#### [TASK STATEMENT]
Transcribe the whole listing below without changing a word, but leave out every image.
--- INFORMATION SUPPLIED ---
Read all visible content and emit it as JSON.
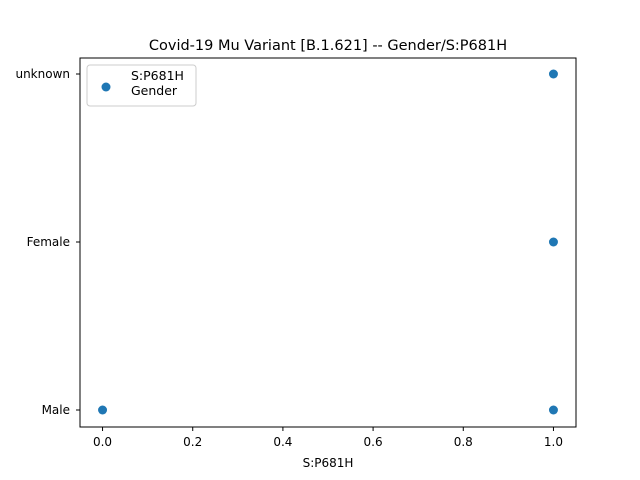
{
  "chart_data": {
    "type": "scatter",
    "title": "Covid-19 Mu Variant [B.1.621] -- Gender/S:P681H",
    "xlabel": "S:P681H",
    "ylabel": "",
    "x_ticks": [
      0.0,
      0.2,
      0.4,
      0.6,
      0.8,
      1.0
    ],
    "x_tick_labels": [
      "0.0",
      "0.2",
      "0.4",
      "0.6",
      "0.8",
      "1.0"
    ],
    "xlim": [
      -0.05,
      1.05
    ],
    "y_categories": [
      "Male",
      "Female",
      "unknown"
    ],
    "grid": false,
    "legend_position": "top-left",
    "series": [
      {
        "name": "S:P681H\nGender",
        "color": "#1f77b4",
        "points": [
          {
            "x": 0.0,
            "y": "Male"
          },
          {
            "x": 1.0,
            "y": "Male"
          },
          {
            "x": 1.0,
            "y": "Female"
          },
          {
            "x": 1.0,
            "y": "unknown"
          }
        ]
      }
    ]
  }
}
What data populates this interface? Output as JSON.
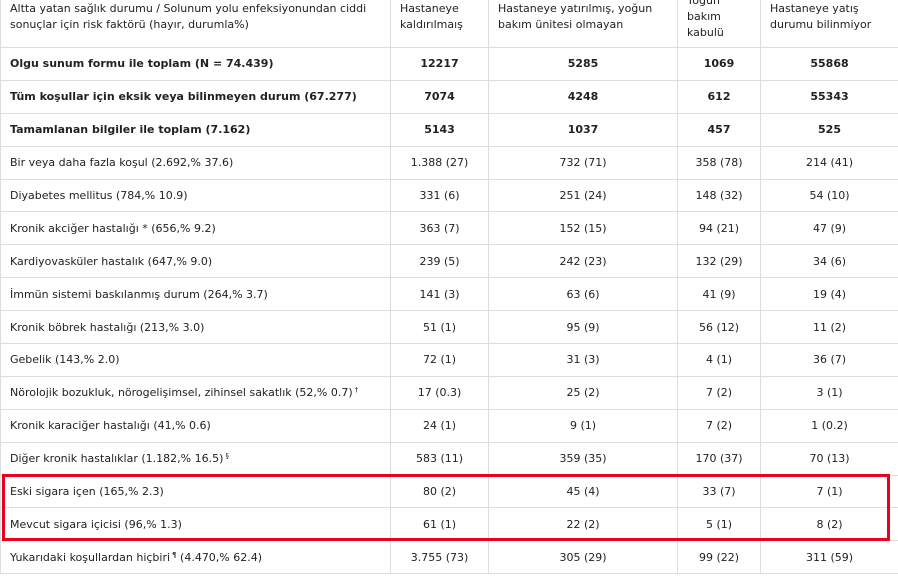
{
  "header": {
    "condition": "Altta yatan sağlık durumu / Solunum yolu enfeksiyonundan ciddi sonuçlar için risk faktörü (hayır, durumla%)",
    "hospitalized": "Hastaneye kaldırılmaış",
    "hospitalized_no_icu": "Hastaneye yatırılmış, yoğun bakım ünitesi olmayan",
    "icu": "Yoğun bakım kabulü",
    "unknown": "Hastaneye yatış durumu bilinmiyor"
  },
  "rows": [
    {
      "label": "Olgu sunum formu ile toplam (N = 74.439)",
      "bold": true,
      "values": [
        "12217",
        "5285",
        "1069",
        "55868"
      ]
    },
    {
      "label": "Tüm koşullar için eksik veya bilinmeyen durum (67.277)",
      "bold": true,
      "values": [
        "7074",
        "4248",
        "612",
        "55343"
      ]
    },
    {
      "label": "Tamamlanan bilgiler ile toplam (7.162)",
      "bold": true,
      "values": [
        "5143",
        "1037",
        "457",
        "525"
      ]
    },
    {
      "label": "Bir veya daha fazla koşul (2.692,% 37.6)",
      "values": [
        "1.388 (27)",
        "732 (71)",
        "358 (78)",
        "214 (41)"
      ]
    },
    {
      "label": "Diyabetes mellitus (784,% 10.9)",
      "values": [
        "331 (6)",
        "251 (24)",
        "148 (32)",
        "54 (10)"
      ]
    },
    {
      "label": "Kronik akciğer hastalığı * (656,% 9.2)",
      "values": [
        "363 (7)",
        "152 (15)",
        "94 (21)",
        "47 (9)"
      ]
    },
    {
      "label": "Kardiyovasküler hastalık (647,% 9.0)",
      "values": [
        "239 (5)",
        "242 (23)",
        "132 (29)",
        "34 (6)"
      ]
    },
    {
      "label": "İmmün sistemi baskılanmış durum (264,% 3.7)",
      "values": [
        "141 (3)",
        "63 (6)",
        "41 (9)",
        "19 (4)"
      ]
    },
    {
      "label": "Kronik böbrek hastalığı (213,% 3.0)",
      "values": [
        "51 (1)",
        "95 (9)",
        "56 (12)",
        "11 (2)"
      ]
    },
    {
      "label": "Gebelik (143,% 2.0)",
      "values": [
        "72 (1)",
        "31 (3)",
        "4 (1)",
        "36 (7)"
      ]
    },
    {
      "label": "Nörolojik bozukluk, nörogelişimsel, zihinsel sakatlık (52,% 0.7)",
      "sup": "†",
      "values": [
        "17 (0.3)",
        "25 (2)",
        "7 (2)",
        "3 (1)"
      ]
    },
    {
      "label": "Kronik karaciğer hastalığı (41,% 0.6)",
      "values": [
        "24 (1)",
        "9 (1)",
        "7 (2)",
        "1 (0.2)"
      ]
    },
    {
      "label": "Diğer kronik hastalıklar (1.182,% 16.5)",
      "sup": "§",
      "values": [
        "583 (11)",
        "359 (35)",
        "170 (37)",
        "70 (13)"
      ]
    },
    {
      "label": "Eski sigara içen (165,% 2.3)",
      "values": [
        "80 (2)",
        "45 (4)",
        "33 (7)",
        "7 (1)"
      ]
    },
    {
      "label": "Mevcut sigara içicisi (96,% 1.3)",
      "values": [
        "61 (1)",
        "22 (2)",
        "5 (1)",
        "8 (2)"
      ]
    },
    {
      "label": "Yukarıdaki koşullardan hiçbiri",
      "sup_inline": "¶",
      "label_tail": " (4.470,% 62.4)",
      "values": [
        "3.755 (73)",
        "305 (29)",
        "99 (22)",
        "311 (59)"
      ]
    }
  ],
  "colors": {
    "highlight": "#e8001c",
    "border": "#dddddd"
  }
}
---
#### [THE REPLY]
Read all visible content and emit it as JSON.
{
  "chart_data": {
    "type": "scatter",
    "title": "Covid-19 Mu Variant [B.1.621] -- Gender/S:P681H",
    "xlabel": "S:P681H",
    "ylabel": "",
    "x_ticks": [
      0.0,
      0.2,
      0.4,
      0.6,
      0.8,
      1.0
    ],
    "x_tick_labels": [
      "0.0",
      "0.2",
      "0.4",
      "0.6",
      "0.8",
      "1.0"
    ],
    "xlim": [
      -0.05,
      1.05
    ],
    "y_categories": [
      "Male",
      "Female",
      "unknown"
    ],
    "grid": false,
    "legend_position": "top-left",
    "series": [
      {
        "name": "S:P681H\nGender",
        "color": "#1f77b4",
        "points": [
          {
            "x": 0.0,
            "y": "Male"
          },
          {
            "x": 1.0,
            "y": "Male"
          },
          {
            "x": 1.0,
            "y": "Female"
          },
          {
            "x": 1.0,
            "y": "unknown"
          }
        ]
      }
    ]
  }
}
What data populates this interface? Output as JSON.
{
  "header": {
    "condition": "Altta yatan sağlık durumu / Solunum yolu enfeksiyonundan ciddi sonuçlar için risk faktörü (hayır, durumla%)",
    "hospitalized": "Hastaneye kaldırılmaış",
    "hospitalized_no_icu": "Hastaneye yatırılmış, yoğun bakım ünitesi olmayan",
    "icu": "Yoğun bakım kabulü",
    "unknown": "Hastaneye yatış durumu bilinmiyor"
  },
  "rows": [
    {
      "label": "Olgu sunum formu ile toplam (N = 74.439)",
      "bold": true,
      "values": [
        "12217",
        "5285",
        "1069",
        "55868"
      ]
    },
    {
      "label": "Tüm koşullar için eksik veya bilinmeyen durum (67.277)",
      "bold": true,
      "values": [
        "7074",
        "4248",
        "612",
        "55343"
      ]
    },
    {
      "label": "Tamamlanan bilgiler ile toplam (7.162)",
      "bold": true,
      "values": [
        "5143",
        "1037",
        "457",
        "525"
      ]
    },
    {
      "label": "Bir veya daha fazla koşul (2.692,% 37.6)",
      "values": [
        "1.388 (27)",
        "732 (71)",
        "358 (78)",
        "214 (41)"
      ]
    },
    {
      "label": "Diyabetes mellitus (784,% 10.9)",
      "values": [
        "331 (6)",
        "251 (24)",
        "148 (32)",
        "54 (10)"
      ]
    },
    {
      "label": "Kronik akciğer hastalığı * (656,% 9.2)",
      "values": [
        "363 (7)",
        "152 (15)",
        "94 (21)",
        "47 (9)"
      ]
    },
    {
      "label": "Kardiyovasküler hastalık (647,% 9.0)",
      "values": [
        "239 (5)",
        "242 (23)",
        "132 (29)",
        "34 (6)"
      ]
    },
    {
      "label": "İmmün sistemi baskılanmış durum (264,% 3.7)",
      "values": [
        "141 (3)",
        "63 (6)",
        "41 (9)",
        "19 (4)"
      ]
    },
    {
      "label": "Kronik böbrek hastalığı (213,% 3.0)",
      "values": [
        "51 (1)",
        "95 (9)",
        "56 (12)",
        "11 (2)"
      ]
    },
    {
      "label": "Gebelik (143,% 2.0)",
      "values": [
        "72 (1)",
        "31 (3)",
        "4 (1)",
        "36 (7)"
      ]
    },
    {
      "label": "Nörolojik bozukluk, nörogelişimsel, zihinsel sakatlık (52,% 0.7)",
      "sup": "†",
      "values": [
        "17 (0.3)",
        "25 (2)",
        "7 (2)",
        "3 (1)"
      ]
    },
    {
      "label": "Kronik karaciğer hastalığı (41,% 0.6)",
      "values": [
        "24 (1)",
        "9 (1)",
        "7 (2)",
        "1 (0.2)"
      ]
    },
    {
      "label": "Diğer kronik hastalıklar (1.182,% 16.5)",
      "sup": "§",
      "values": [
        "583 (11)",
        "359 (35)",
        "170 (37)",
        "70 (13)"
      ]
    },
    {
      "label": "Eski sigara içen (165,% 2.3)",
      "values": [
        "80 (2)",
        "45 (4)",
        "33 (7)",
        "7 (1)"
      ]
    },
    {
      "label": "Mevcut sigara içicisi (96,% 1.3)",
      "values": [
        "61 (1)",
        "22 (2)",
        "5 (1)",
        "8 (2)"
      ]
    },
    {
      "label": "Yukarıdaki koşullardan hiçbiri",
      "sup_inline": "¶",
      "label_tail": " (4.470,% 62.4)",
      "values": [
        "3.755 (73)",
        "305 (29)",
        "99 (22)",
        "311 (59)"
      ]
    }
  ],
  "colors": {
    "highlight": "#e8001c",
    "border": "#dddddd"
  }
}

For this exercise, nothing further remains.